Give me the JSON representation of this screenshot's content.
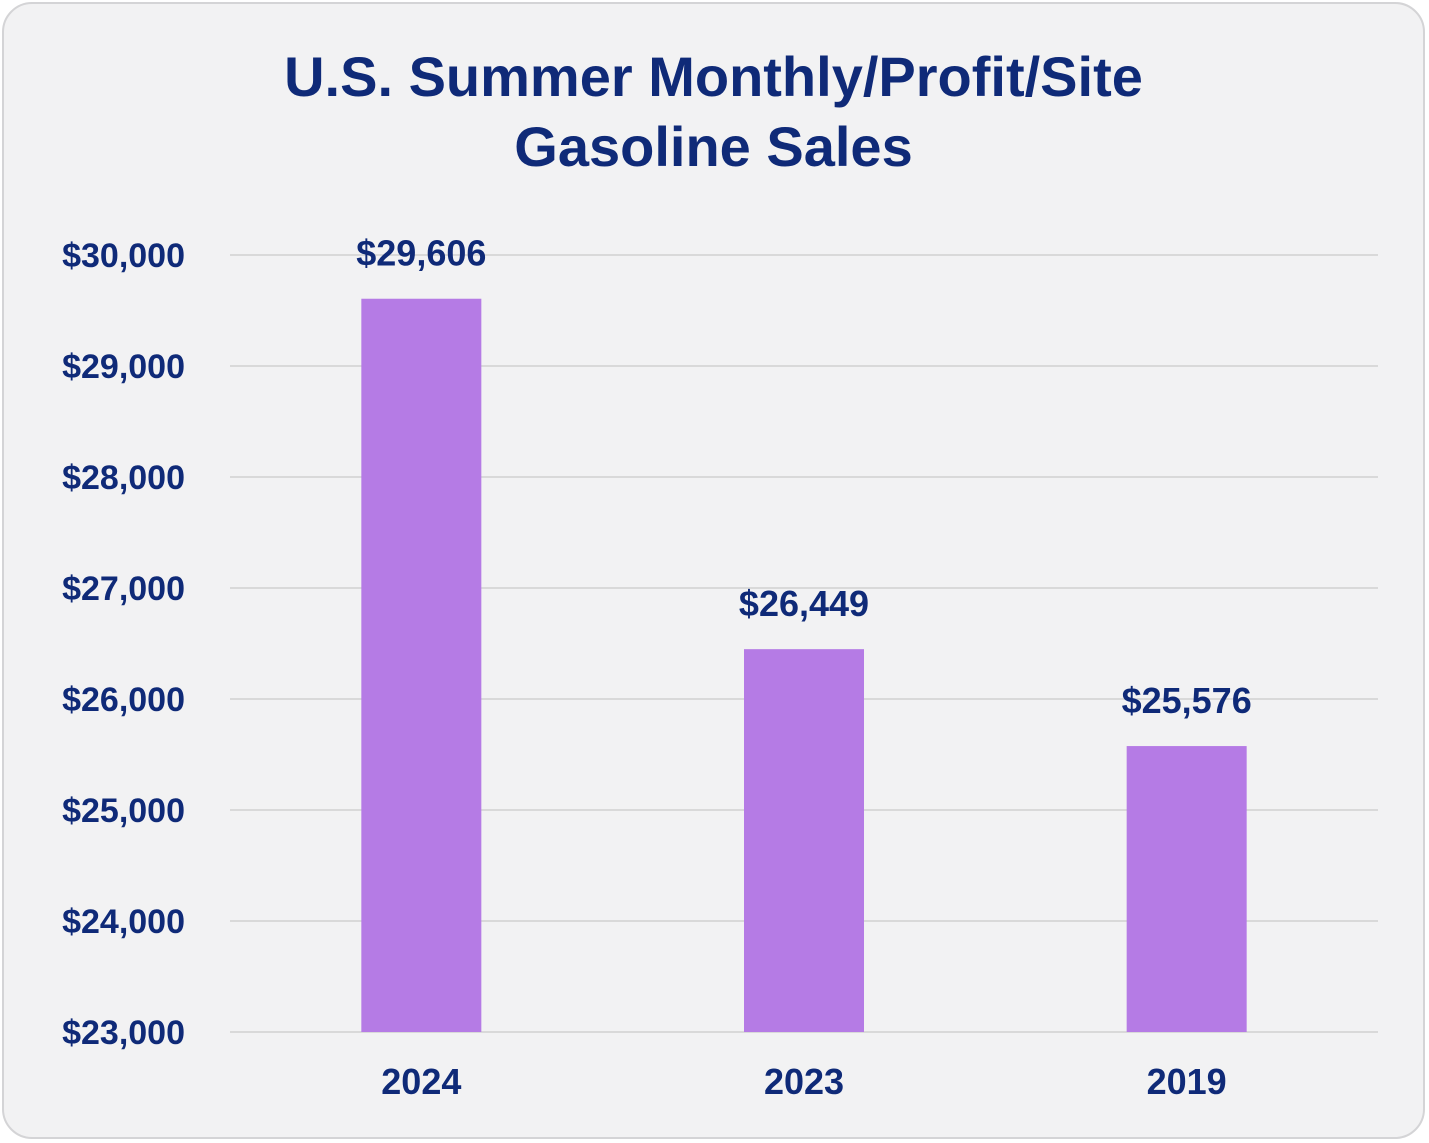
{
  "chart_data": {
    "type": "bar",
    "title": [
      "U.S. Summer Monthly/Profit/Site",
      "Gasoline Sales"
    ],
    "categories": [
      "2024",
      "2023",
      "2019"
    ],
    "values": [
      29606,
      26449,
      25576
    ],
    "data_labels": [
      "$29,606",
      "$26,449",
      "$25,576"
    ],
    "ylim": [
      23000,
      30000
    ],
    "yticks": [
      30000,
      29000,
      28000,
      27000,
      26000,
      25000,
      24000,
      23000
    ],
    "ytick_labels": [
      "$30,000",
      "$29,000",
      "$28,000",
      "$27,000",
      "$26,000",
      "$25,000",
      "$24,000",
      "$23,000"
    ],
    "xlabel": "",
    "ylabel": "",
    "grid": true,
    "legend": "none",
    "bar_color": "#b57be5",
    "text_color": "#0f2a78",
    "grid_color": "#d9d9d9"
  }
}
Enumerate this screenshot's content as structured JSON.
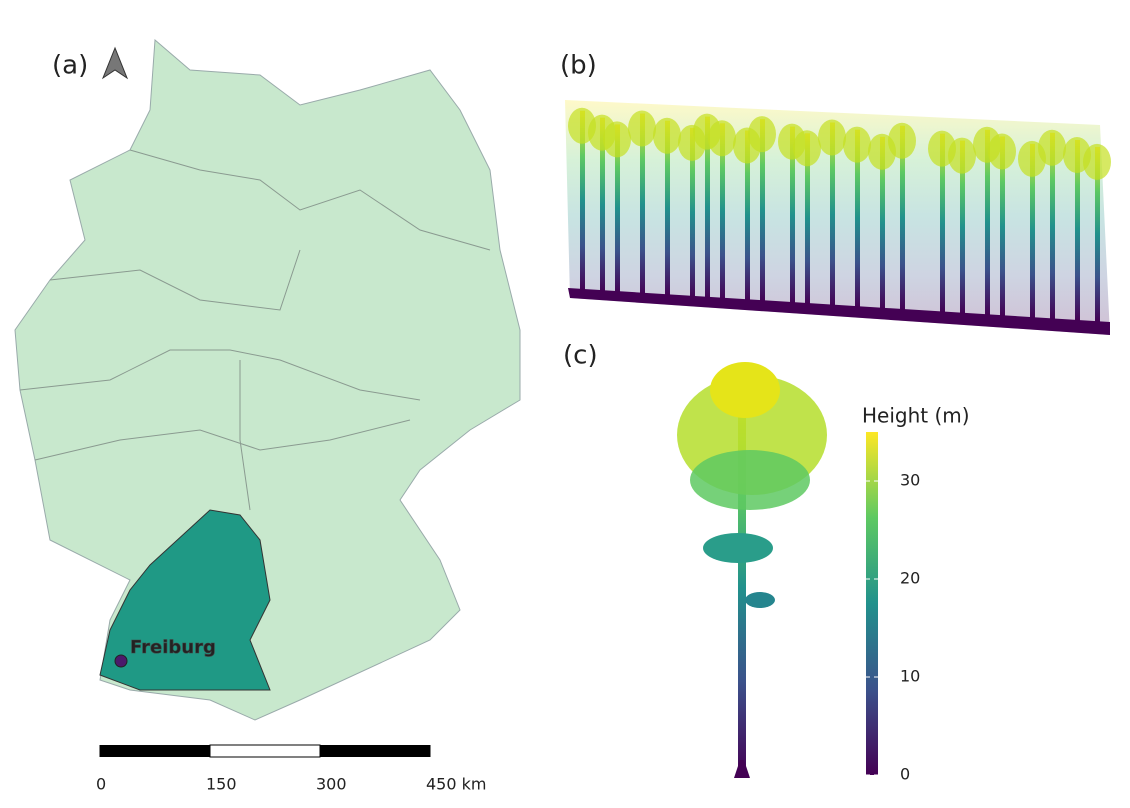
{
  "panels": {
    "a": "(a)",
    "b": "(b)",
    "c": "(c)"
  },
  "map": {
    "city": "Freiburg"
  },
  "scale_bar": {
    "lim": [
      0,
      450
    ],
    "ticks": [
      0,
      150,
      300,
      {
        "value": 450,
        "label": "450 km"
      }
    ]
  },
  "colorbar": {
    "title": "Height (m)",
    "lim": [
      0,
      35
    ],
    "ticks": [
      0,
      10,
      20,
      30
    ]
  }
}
::::::
EXERCISE INSTRUCTIONS —
Transcribe all entries above exactly. Drop the pictures.

FINISHED ANSWER —
Give me the JSON representation of this screenshot's content.
{
  "chart_data": {
    "type": "bar",
    "title": [
      "U.S. Summer Monthly/Profit/Site",
      "Gasoline Sales"
    ],
    "categories": [
      "2024",
      "2023",
      "2019"
    ],
    "values": [
      29606,
      26449,
      25576
    ],
    "data_labels": [
      "$29,606",
      "$26,449",
      "$25,576"
    ],
    "ylim": [
      23000,
      30000
    ],
    "yticks": [
      30000,
      29000,
      28000,
      27000,
      26000,
      25000,
      24000,
      23000
    ],
    "ytick_labels": [
      "$30,000",
      "$29,000",
      "$28,000",
      "$27,000",
      "$26,000",
      "$25,000",
      "$24,000",
      "$23,000"
    ],
    "xlabel": "",
    "ylabel": "",
    "grid": true,
    "legend": "none",
    "bar_color": "#b57be5",
    "text_color": "#0f2a78",
    "grid_color": "#d9d9d9"
  }
}
Enumerate this screenshot's content as structured JSON.
{
  "panels": {
    "a": "(a)",
    "b": "(b)",
    "c": "(c)"
  },
  "map": {
    "city": "Freiburg"
  },
  "scale_bar": {
    "lim": [
      0,
      450
    ],
    "ticks": [
      0,
      150,
      300,
      {
        "value": 450,
        "label": "450 km"
      }
    ]
  },
  "colorbar": {
    "title": "Height (m)",
    "lim": [
      0,
      35
    ],
    "ticks": [
      0,
      10,
      20,
      30
    ]
  }
}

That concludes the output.